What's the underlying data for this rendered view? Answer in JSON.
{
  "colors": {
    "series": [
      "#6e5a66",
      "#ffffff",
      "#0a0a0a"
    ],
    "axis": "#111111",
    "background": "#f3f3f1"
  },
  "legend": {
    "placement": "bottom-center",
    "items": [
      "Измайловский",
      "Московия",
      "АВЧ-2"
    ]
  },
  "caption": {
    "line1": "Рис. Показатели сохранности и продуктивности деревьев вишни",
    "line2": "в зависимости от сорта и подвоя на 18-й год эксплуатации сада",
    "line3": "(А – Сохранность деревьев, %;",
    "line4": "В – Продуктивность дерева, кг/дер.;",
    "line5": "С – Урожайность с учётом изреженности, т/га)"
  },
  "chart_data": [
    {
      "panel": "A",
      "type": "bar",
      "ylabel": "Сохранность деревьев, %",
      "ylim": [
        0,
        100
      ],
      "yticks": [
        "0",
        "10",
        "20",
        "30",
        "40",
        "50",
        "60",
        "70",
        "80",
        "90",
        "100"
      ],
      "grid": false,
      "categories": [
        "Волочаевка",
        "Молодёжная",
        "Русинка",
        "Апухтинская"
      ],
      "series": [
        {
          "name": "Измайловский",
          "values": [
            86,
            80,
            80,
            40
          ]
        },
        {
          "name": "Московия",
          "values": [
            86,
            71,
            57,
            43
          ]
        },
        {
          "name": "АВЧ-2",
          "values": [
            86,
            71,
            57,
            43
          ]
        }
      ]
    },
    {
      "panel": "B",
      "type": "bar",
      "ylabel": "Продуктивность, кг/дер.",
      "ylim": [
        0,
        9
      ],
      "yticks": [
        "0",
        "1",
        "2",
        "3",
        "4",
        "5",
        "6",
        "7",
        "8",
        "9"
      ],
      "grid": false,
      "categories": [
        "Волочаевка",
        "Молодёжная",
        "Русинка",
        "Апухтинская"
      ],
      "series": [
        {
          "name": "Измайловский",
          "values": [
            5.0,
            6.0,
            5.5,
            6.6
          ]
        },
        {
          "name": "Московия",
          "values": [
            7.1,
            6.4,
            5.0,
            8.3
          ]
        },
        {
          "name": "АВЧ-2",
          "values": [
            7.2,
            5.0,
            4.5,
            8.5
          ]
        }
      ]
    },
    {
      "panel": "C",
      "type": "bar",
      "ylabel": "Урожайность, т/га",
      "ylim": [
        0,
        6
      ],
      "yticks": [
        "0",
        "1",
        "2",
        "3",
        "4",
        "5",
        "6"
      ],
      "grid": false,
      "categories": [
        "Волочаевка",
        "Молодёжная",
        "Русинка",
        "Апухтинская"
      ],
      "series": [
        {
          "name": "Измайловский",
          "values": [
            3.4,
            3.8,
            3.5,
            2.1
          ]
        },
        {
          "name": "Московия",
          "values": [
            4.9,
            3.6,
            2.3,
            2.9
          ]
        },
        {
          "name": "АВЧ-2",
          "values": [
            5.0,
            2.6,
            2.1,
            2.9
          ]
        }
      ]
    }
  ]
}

+-------+

- _Exercise_:
Give the material above again, word for word.

- _Task answer_:
What's the underlying data for this rendered view? Answer in JSON.
{
  "colors": {
    "series": [
      "#6e5a66",
      "#ffffff",
      "#0a0a0a"
    ],
    "axis": "#111111",
    "background": "#f3f3f1"
  },
  "legend": {
    "placement": "bottom-center",
    "items": [
      "Измайловский",
      "Московия",
      "АВЧ-2"
    ]
  },
  "caption": {
    "line1": "Рис. Показатели сохранности и продуктивности деревьев вишни",
    "line2": "в зависимости от сорта и подвоя на 18-й год эксплуатации сада",
    "line3": "(А – Сохранность деревьев, %;",
    "line4": "В – Продуктивность дерева, кг/дер.;",
    "line5": "С – Урожайность с учётом изреженности, т/га)"
  },
  "chart_data": [
    {
      "panel": "A",
      "type": "bar",
      "ylabel": "Сохранность деревьев, %",
      "ylim": [
        0,
        100
      ],
      "yticks": [
        "0",
        "10",
        "20",
        "30",
        "40",
        "50",
        "60",
        "70",
        "80",
        "90",
        "100"
      ],
      "grid": false,
      "categories": [
        "Волочаевка",
        "Молодёжная",
        "Русинка",
        "Апухтинская"
      ],
      "series": [
        {
          "name": "Измайловский",
          "values": [
            86,
            80,
            80,
            40
          ]
        },
        {
          "name": "Московия",
          "values": [
            86,
            71,
            57,
            43
          ]
        },
        {
          "name": "АВЧ-2",
          "values": [
            86,
            71,
            57,
            43
          ]
        }
      ]
    },
    {
      "panel": "B",
      "type": "bar",
      "ylabel": "Продуктивность, кг/дер.",
      "ylim": [
        0,
        9
      ],
      "yticks": [
        "0",
        "1",
        "2",
        "3",
        "4",
        "5",
        "6",
        "7",
        "8",
        "9"
      ],
      "grid": false,
      "categories": [
        "Волочаевка",
        "Молодёжная",
        "Русинка",
        "Апухтинская"
      ],
      "series": [
        {
          "name": "Измайловский",
          "values": [
            5.0,
            6.0,
            5.5,
            6.6
          ]
        },
        {
          "name": "Московия",
          "values": [
            7.1,
            6.4,
            5.0,
            8.3
          ]
        },
        {
          "name": "АВЧ-2",
          "values": [
            7.2,
            5.0,
            4.5,
            8.5
          ]
        }
      ]
    },
    {
      "panel": "C",
      "type": "bar",
      "ylabel": "Урожайность, т/га",
      "ylim": [
        0,
        6
      ],
      "yticks": [
        "0",
        "1",
        "2",
        "3",
        "4",
        "5",
        "6"
      ],
      "grid": false,
      "categories": [
        "Волочаевка",
        "Молодёжная",
        "Русинка",
        "Апухтинская"
      ],
      "series": [
        {
          "name": "Измайловский",
          "values": [
            3.4,
            3.8,
            3.5,
            2.1
          ]
        },
        {
          "name": "Московия",
          "values": [
            4.9,
            3.6,
            2.3,
            2.9
          ]
        },
        {
          "name": "АВЧ-2",
          "values": [
            5.0,
            2.6,
            2.1,
            2.9
          ]
        }
      ]
    }
  ]
}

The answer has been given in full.